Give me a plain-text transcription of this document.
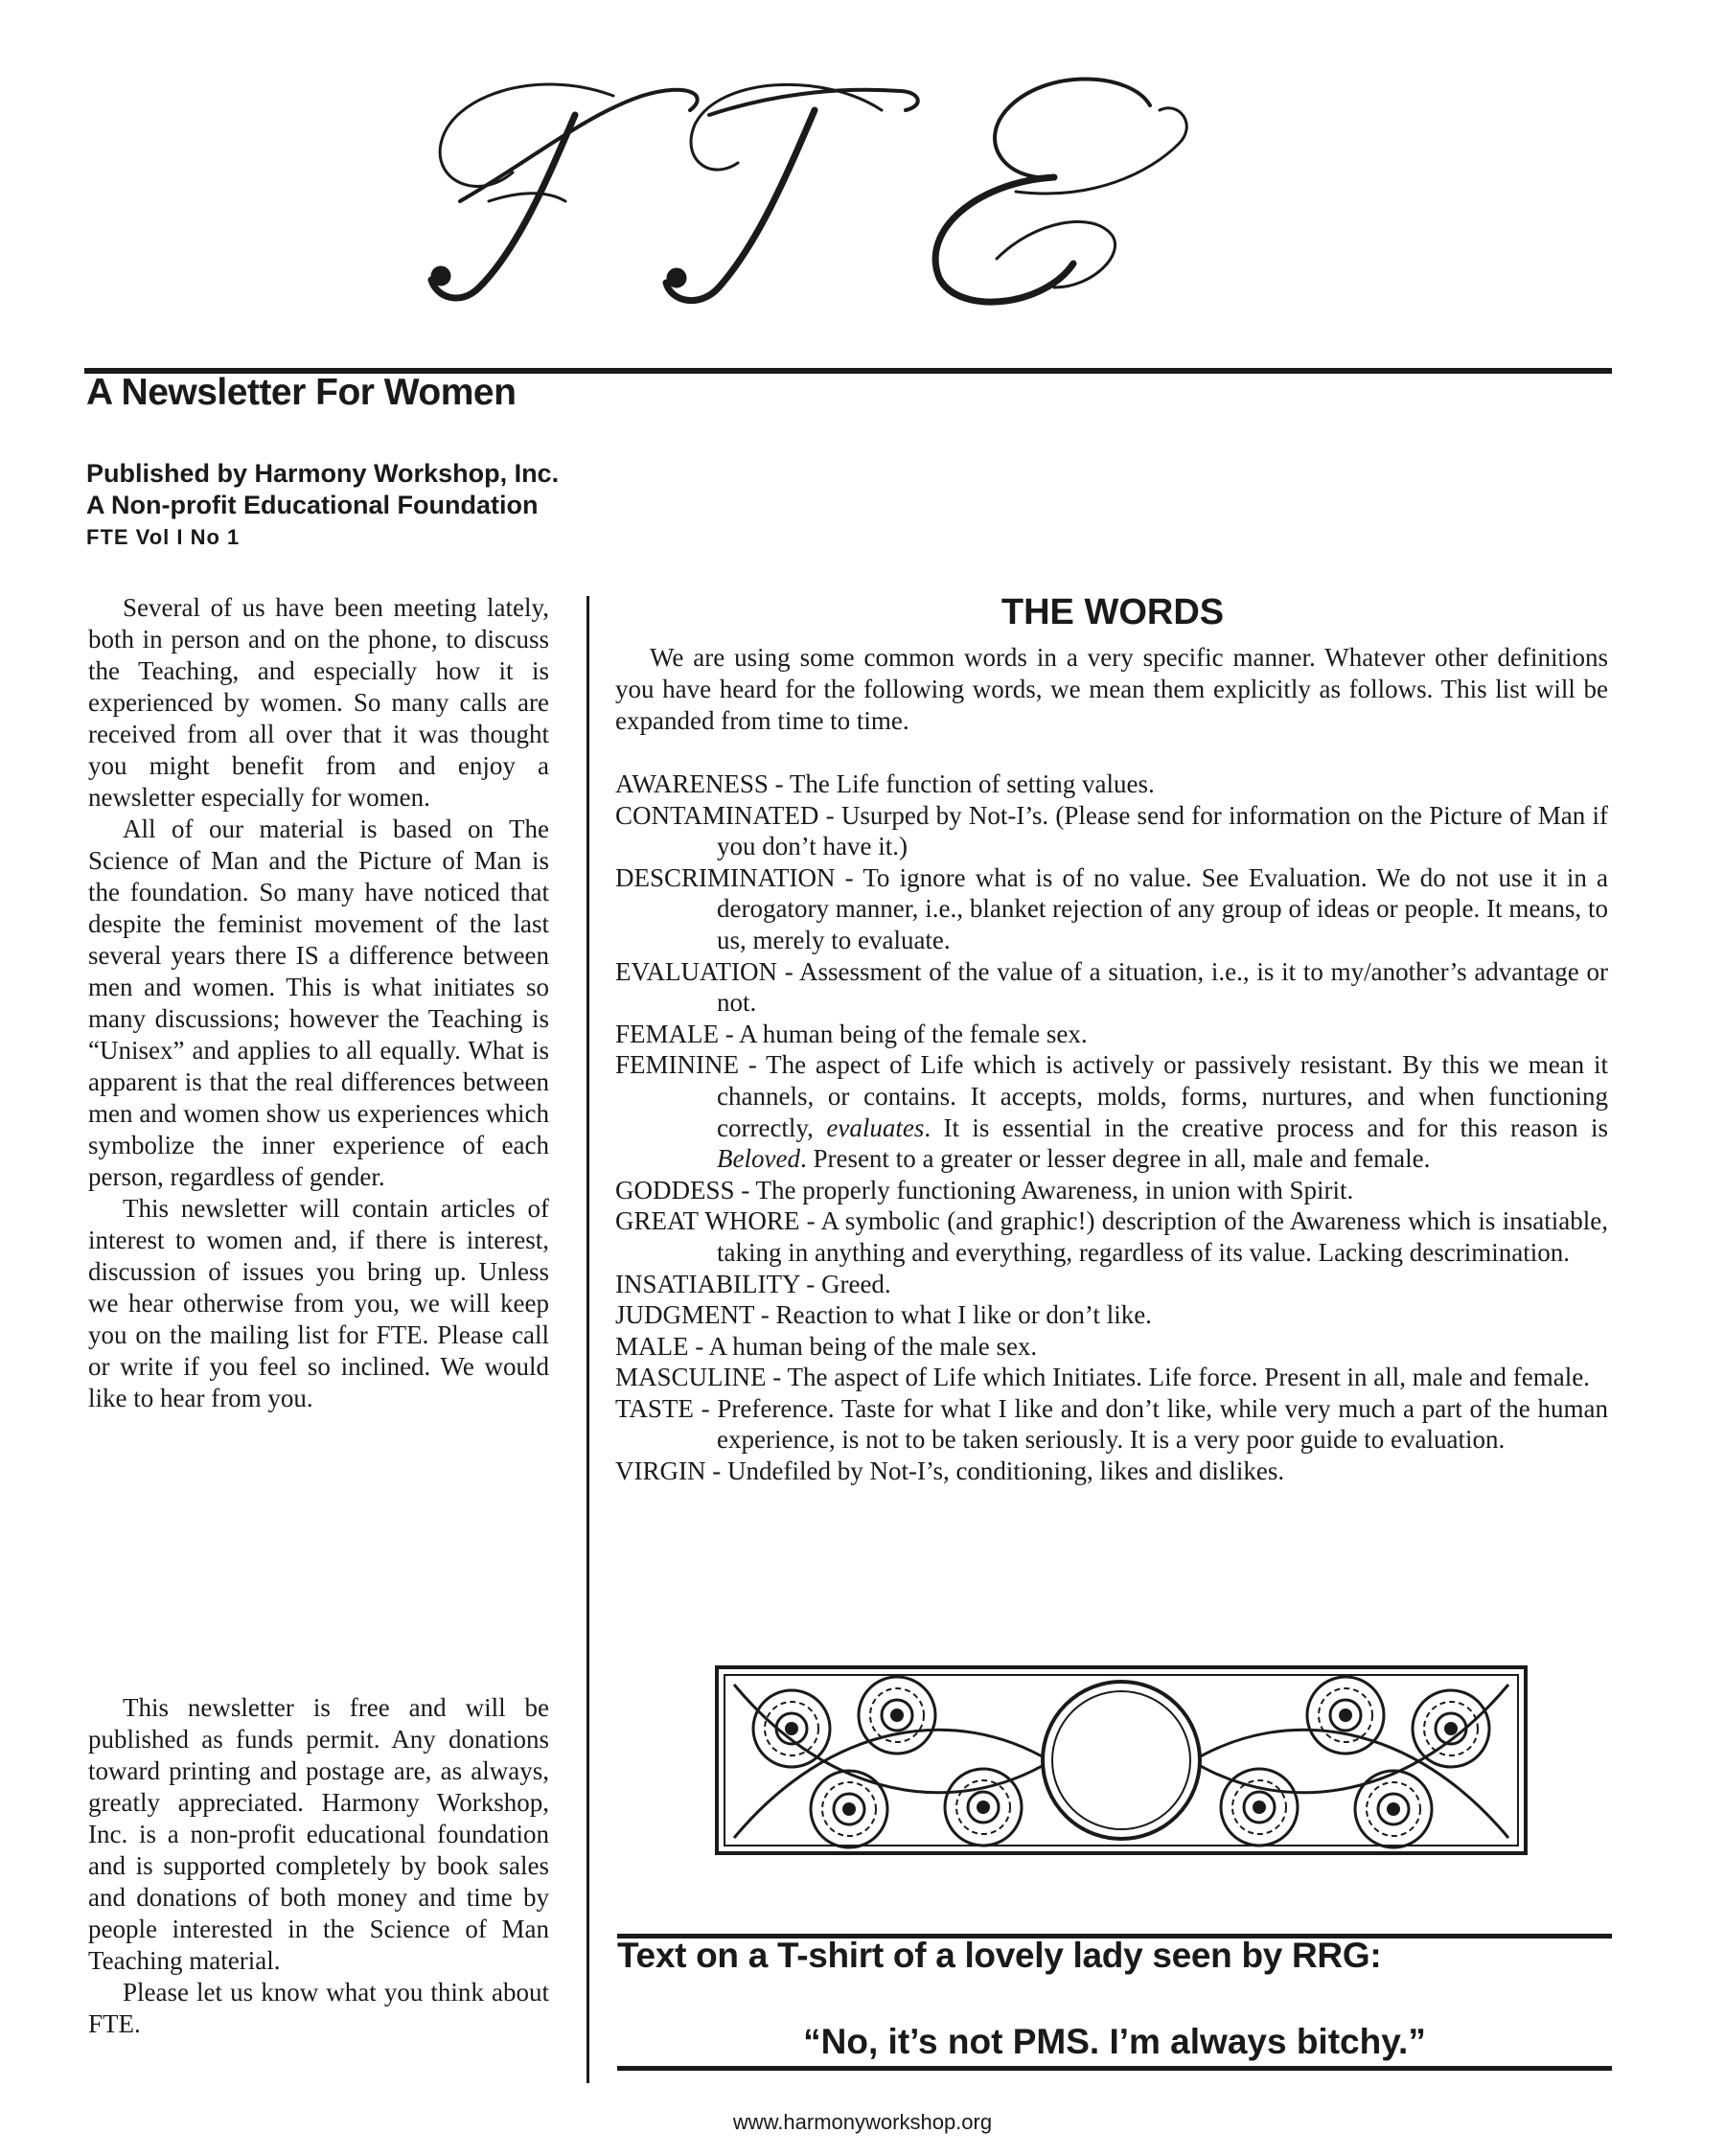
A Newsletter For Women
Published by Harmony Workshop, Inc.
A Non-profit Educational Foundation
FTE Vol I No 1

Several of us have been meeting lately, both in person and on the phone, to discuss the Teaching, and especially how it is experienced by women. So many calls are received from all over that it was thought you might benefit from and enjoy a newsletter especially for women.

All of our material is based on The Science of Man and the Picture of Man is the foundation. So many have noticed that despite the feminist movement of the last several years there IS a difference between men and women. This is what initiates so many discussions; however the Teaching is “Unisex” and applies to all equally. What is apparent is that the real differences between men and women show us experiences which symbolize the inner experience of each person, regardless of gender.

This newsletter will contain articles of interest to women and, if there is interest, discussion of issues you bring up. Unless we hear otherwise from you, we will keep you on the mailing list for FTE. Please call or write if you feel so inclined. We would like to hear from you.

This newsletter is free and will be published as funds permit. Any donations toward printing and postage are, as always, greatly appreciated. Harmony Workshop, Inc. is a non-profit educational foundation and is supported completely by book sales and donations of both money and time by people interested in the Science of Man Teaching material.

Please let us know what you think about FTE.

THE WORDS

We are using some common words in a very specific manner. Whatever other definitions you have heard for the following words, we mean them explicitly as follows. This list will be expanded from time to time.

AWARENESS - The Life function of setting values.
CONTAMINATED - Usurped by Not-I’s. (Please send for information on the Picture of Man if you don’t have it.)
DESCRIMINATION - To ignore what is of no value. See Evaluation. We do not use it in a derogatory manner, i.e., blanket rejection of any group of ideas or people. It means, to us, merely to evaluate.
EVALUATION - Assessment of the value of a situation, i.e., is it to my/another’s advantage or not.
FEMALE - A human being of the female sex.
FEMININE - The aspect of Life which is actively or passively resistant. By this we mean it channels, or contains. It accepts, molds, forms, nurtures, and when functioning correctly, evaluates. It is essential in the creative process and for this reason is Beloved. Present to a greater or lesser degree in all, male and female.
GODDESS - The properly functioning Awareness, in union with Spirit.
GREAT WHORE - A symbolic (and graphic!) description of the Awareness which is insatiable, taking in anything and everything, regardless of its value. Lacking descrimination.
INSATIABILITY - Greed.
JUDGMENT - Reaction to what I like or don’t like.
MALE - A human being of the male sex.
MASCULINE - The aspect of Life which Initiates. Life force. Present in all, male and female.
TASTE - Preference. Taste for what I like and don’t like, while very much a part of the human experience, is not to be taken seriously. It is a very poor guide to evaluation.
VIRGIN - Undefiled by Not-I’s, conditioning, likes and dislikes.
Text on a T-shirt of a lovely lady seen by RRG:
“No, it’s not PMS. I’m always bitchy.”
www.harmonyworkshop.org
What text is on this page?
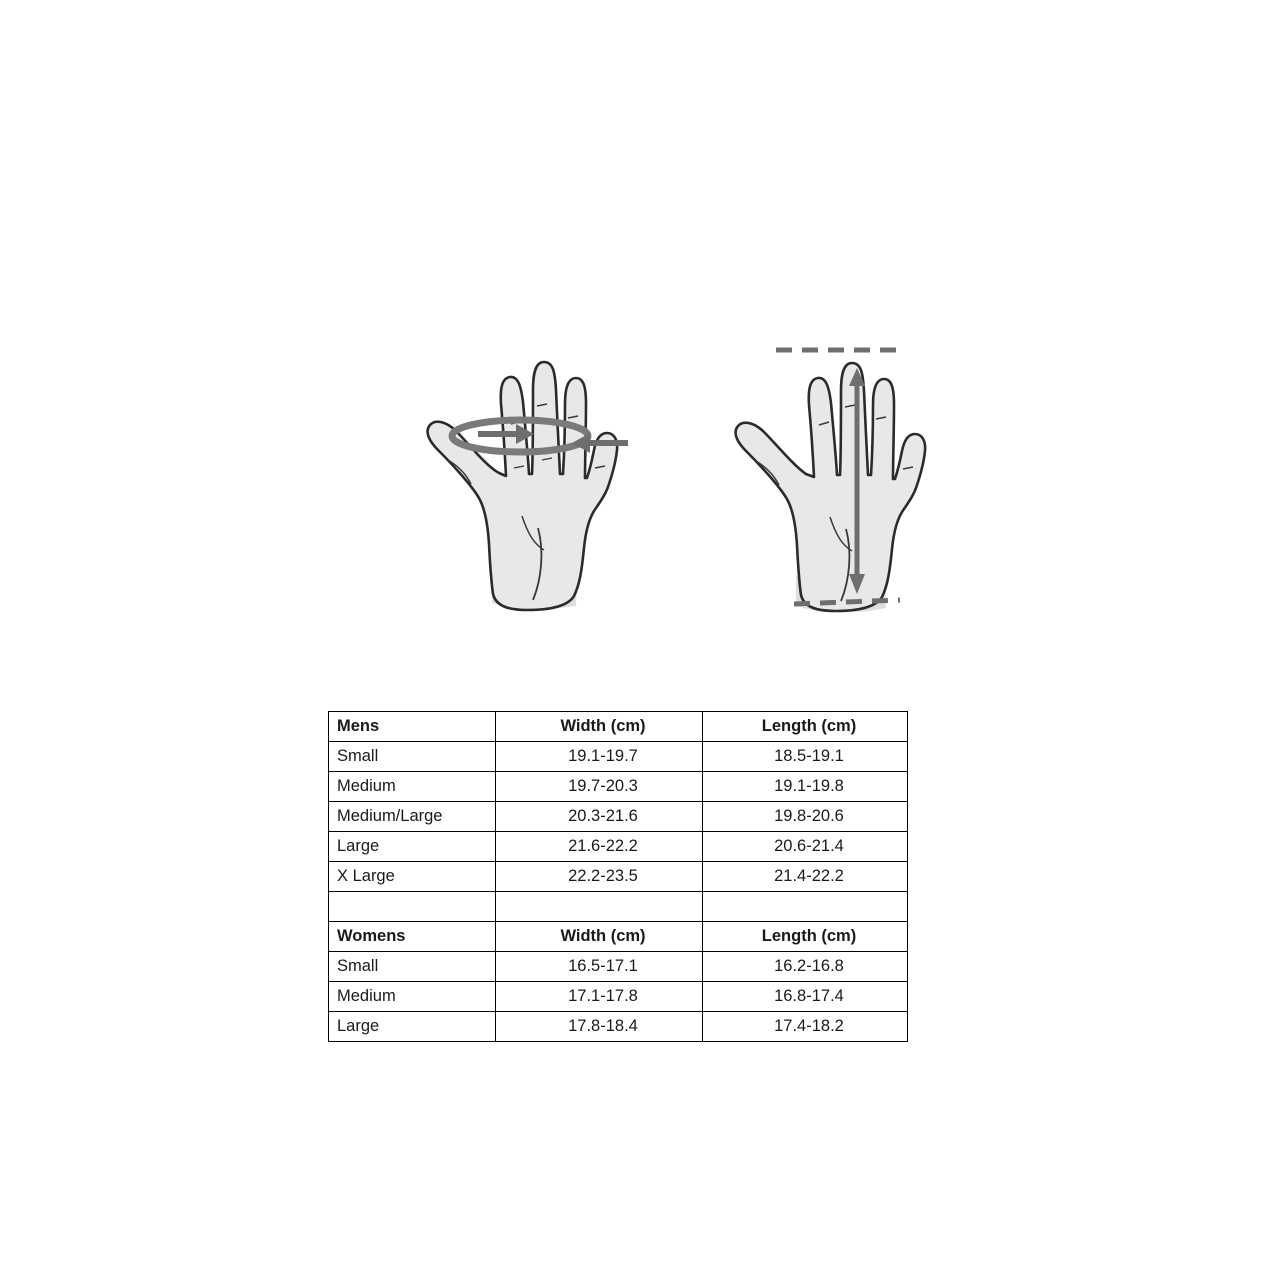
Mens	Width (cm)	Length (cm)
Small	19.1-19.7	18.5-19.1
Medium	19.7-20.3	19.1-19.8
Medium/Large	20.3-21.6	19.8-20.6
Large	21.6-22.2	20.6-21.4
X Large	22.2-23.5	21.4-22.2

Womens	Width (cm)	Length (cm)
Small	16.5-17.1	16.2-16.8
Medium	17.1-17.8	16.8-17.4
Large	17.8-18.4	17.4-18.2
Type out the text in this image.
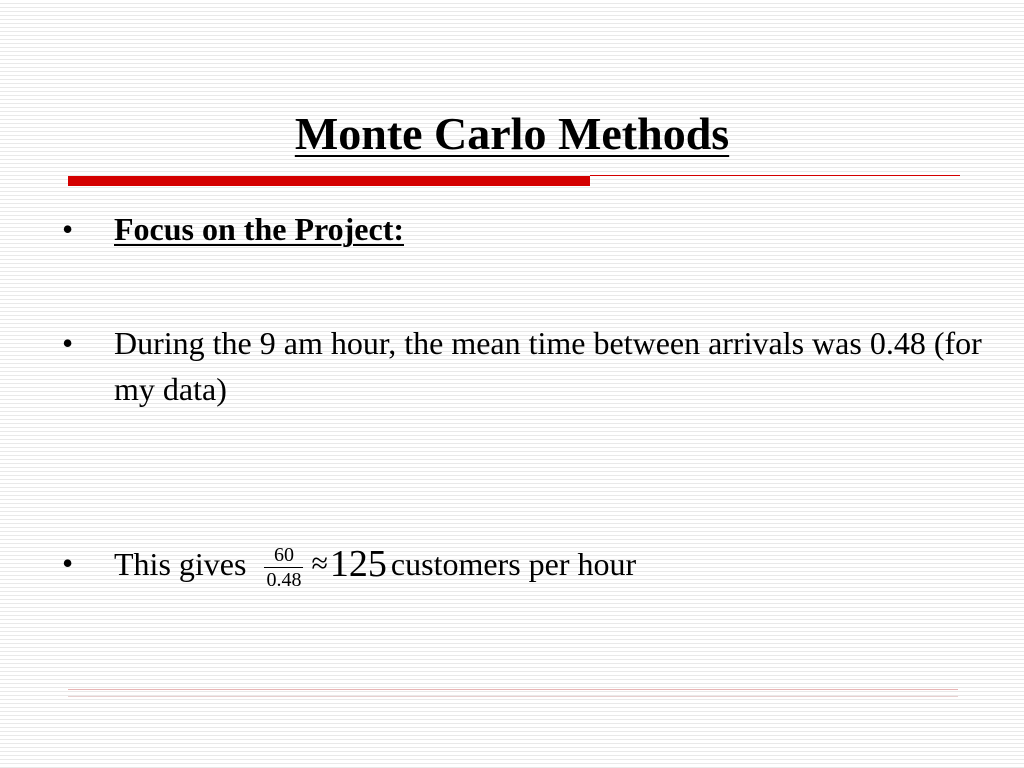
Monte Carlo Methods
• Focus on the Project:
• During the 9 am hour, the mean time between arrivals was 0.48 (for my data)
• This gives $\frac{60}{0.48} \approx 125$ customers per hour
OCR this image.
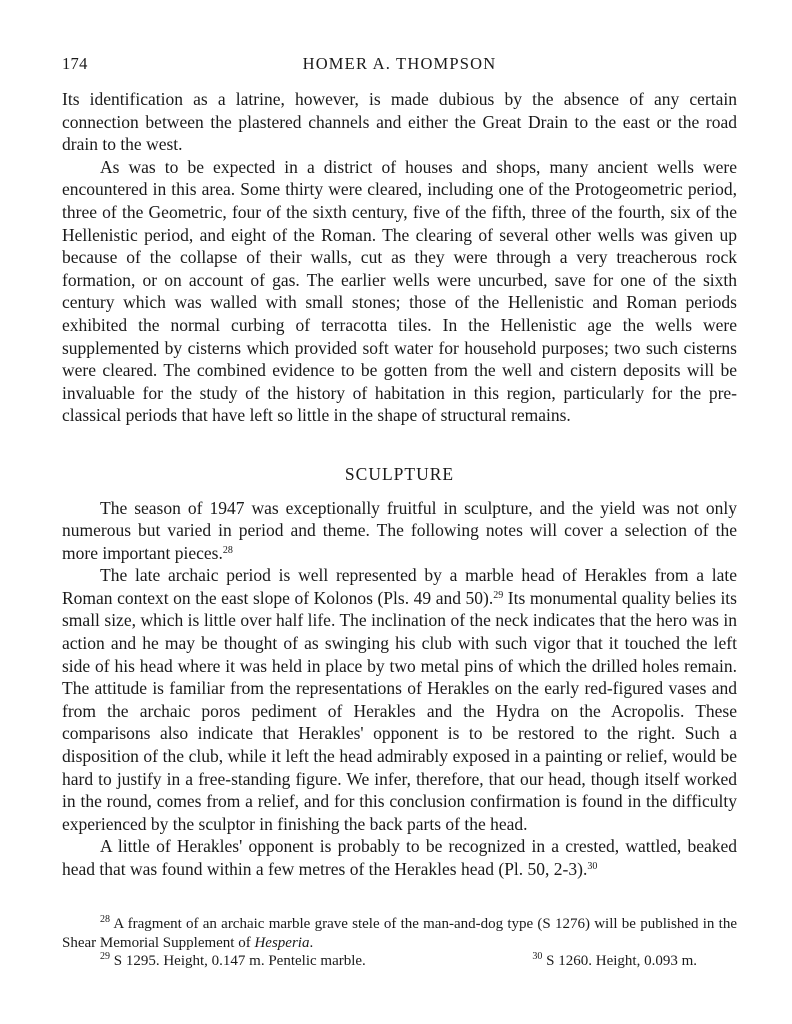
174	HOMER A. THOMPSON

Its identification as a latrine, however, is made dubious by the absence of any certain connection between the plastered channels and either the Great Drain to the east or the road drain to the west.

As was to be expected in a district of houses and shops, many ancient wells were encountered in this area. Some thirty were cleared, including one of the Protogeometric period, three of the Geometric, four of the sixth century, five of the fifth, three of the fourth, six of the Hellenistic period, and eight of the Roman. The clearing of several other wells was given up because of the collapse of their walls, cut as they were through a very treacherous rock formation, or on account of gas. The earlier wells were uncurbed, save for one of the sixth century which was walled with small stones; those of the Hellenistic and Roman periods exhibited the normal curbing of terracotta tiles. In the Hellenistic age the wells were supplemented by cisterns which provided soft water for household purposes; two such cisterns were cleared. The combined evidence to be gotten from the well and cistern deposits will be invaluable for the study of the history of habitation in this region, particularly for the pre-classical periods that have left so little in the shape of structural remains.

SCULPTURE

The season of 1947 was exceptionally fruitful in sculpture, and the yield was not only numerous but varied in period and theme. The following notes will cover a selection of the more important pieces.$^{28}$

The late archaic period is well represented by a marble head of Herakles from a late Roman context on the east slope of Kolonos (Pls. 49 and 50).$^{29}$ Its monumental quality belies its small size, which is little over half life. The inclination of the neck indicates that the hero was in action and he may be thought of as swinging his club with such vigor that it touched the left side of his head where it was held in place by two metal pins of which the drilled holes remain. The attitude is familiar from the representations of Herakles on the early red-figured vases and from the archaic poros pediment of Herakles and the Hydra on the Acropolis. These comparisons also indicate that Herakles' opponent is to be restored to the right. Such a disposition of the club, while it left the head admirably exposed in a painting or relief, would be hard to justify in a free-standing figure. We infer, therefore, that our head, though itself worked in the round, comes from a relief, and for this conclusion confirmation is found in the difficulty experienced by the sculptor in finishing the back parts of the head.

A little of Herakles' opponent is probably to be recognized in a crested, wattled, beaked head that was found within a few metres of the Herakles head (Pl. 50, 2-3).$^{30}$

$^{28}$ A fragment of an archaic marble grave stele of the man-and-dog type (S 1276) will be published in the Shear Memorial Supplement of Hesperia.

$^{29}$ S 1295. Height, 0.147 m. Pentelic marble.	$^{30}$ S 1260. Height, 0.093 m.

◇ ◇ ◇ ◇ ◇

**YOUR TASK:** Repeat the entries exactly. Pictures are excluded from the copy.

**FULL RESPONSE:**
Give me a plain-text transcription of this document.
A Newsletter For Women
Published by Harmony Workshop, Inc.
A Non-profit Educational Foundation
FTE Vol I No 1

Several of us have been meeting lately, both in person and on the phone, to discuss the Teaching, and especially how it is experienced by women. So many calls are received from all over that it was thought you might benefit from and enjoy a newsletter especially for women.

All of our material is based on The Science of Man and the Picture of Man is the foundation. So many have noticed that despite the feminist movement of the last several years there IS a difference between men and women. This is what initiates so many discussions; however the Teaching is “Unisex” and applies to all equally. What is apparent is that the real differences between men and women show us experiences which symbolize the inner experience of each person, regardless of gender.

This newsletter will contain articles of interest to women and, if there is interest, discussion of issues you bring up. Unless we hear otherwise from you, we will keep you on the mailing list for FTE. Please call or write if you feel so inclined. We would like to hear from you.

This newsletter is free and will be published as funds permit. Any donations toward printing and postage are, as always, greatly appreciated. Harmony Workshop, Inc. is a non-profit educational foundation and is supported completely by book sales and donations of both money and time by people interested in the Science of Man Teaching material.

Please let us know what you think about FTE.

THE WORDS

We are using some common words in a very specific manner. Whatever other definitions you have heard for the following words, we mean them explicitly as follows. This list will be expanded from time to time.

AWARENESS - The Life function of setting values.
CONTAMINATED - Usurped by Not-I’s. (Please send for information on the Picture of Man if you don’t have it.)
DESCRIMINATION - To ignore what is of no value. See Evaluation. We do not use it in a derogatory manner, i.e., blanket rejection of any group of ideas or people. It means, to us, merely to evaluate.
EVALUATION - Assessment of the value of a situation, i.e., is it to my/another’s advantage or not.
FEMALE - A human being of the female sex.
FEMININE - The aspect of Life which is actively or passively resistant. By this we mean it channels, or contains. It accepts, molds, forms, nurtures, and when functioning correctly, evaluates. It is essential in the creative process and for this reason is Beloved. Present to a greater or lesser degree in all, male and female.
GODDESS - The properly functioning Awareness, in union with Spirit.
GREAT WHORE - A symbolic (and graphic!) description of the Awareness which is insatiable, taking in anything and everything, regardless of its value. Lacking descrimination.
INSATIABILITY - Greed.
JUDGMENT - Reaction to what I like or don’t like.
MALE - A human being of the male sex.
MASCULINE - The aspect of Life which Initiates. Life force. Present in all, male and female.
TASTE - Preference. Taste for what I like and don’t like, while very much a part of the human experience, is not to be taken seriously. It is a very poor guide to evaluation.
VIRGIN - Undefiled by Not-I’s, conditioning, likes and dislikes.
Text on a T-shirt of a lovely lady seen by RRG:
“No, it’s not PMS. I’m always bitchy.”
www.harmonyworkshop.org
What text is on this page?
Mens	Width (cm)	Length (cm)
Small	19.1-19.7	18.5-19.1
Medium	19.7-20.3	19.1-19.8
Medium/Large	20.3-21.6	19.8-20.6
Large	21.6-22.2	20.6-21.4
X Large	22.2-23.5	21.4-22.2

Womens	Width (cm)	Length (cm)
Small	16.5-17.1	16.2-16.8
Medium	17.1-17.8	16.8-17.4
Large	17.8-18.4	17.4-18.2
Type out the text in this image.
Monte Carlo Methods
• Focus on the Project:
• During the 9 am hour, the mean time between arrivals was 0.48 (for my data)
• This gives $\frac{60}{0.48} \approx 125$ customers per hour
OCR this image.
174	HOMER A. THOMPSON

Its identification as a latrine, however, is made dubious by the absence of any certain connection between the plastered channels and either the Great Drain to the east or the road drain to the west.

As was to be expected in a district of houses and shops, many ancient wells were encountered in this area. Some thirty were cleared, including one of the Protogeometric period, three of the Geometric, four of the sixth century, five of the fifth, three of the fourth, six of the Hellenistic period, and eight of the Roman. The clearing of several other wells was given up because of the collapse of their walls, cut as they were through a very treacherous rock formation, or on account of gas. The earlier wells were uncurbed, save for one of the sixth century which was walled with small stones; those of the Hellenistic and Roman periods exhibited the normal curbing of terracotta tiles. In the Hellenistic age the wells were supplemented by cisterns which provided soft water for household purposes; two such cisterns were cleared. The combined evidence to be gotten from the well and cistern deposits will be invaluable for the study of the history of habitation in this region, particularly for the pre-classical periods that have left so little in the shape of structural remains.

SCULPTURE

The season of 1947 was exceptionally fruitful in sculpture, and the yield was not only numerous but varied in period and theme. The following notes will cover a selection of the more important pieces.$^{28}$

The late archaic period is well represented by a marble head of Herakles from a late Roman context on the east slope of Kolonos (Pls. 49 and 50).$^{29}$ Its monumental quality belies its small size, which is little over half life. The inclination of the neck indicates that the hero was in action and he may be thought of as swinging his club with such vigor that it touched the left side of his head where it was held in place by two metal pins of which the drilled holes remain. The attitude is familiar from the representations of Herakles on the early red-figured vases and from the archaic poros pediment of Herakles and the Hydra on the Acropolis. These comparisons also indicate that Herakles' opponent is to be restored to the right. Such a disposition of the club, while it left the head admirably exposed in a painting or relief, would be hard to justify in a free-standing figure. We infer, therefore, that our head, though itself worked in the round, comes from a relief, and for this conclusion confirmation is found in the difficulty experienced by the sculptor in finishing the back parts of the head.

A little of Herakles' opponent is probably to be recognized in a crested, wattled, beaked head that was found within a few metres of the Herakles head (Pl. 50, 2-3).$^{30}$

$^{28}$ A fragment of an archaic marble grave stele of the man-and-dog type (S 1276) will be published in the Shear Memorial Supplement of Hesperia.

$^{29}$ S 1295. Height, 0.147 m. Pentelic marble.	$^{30}$ S 1260. Height, 0.093 m.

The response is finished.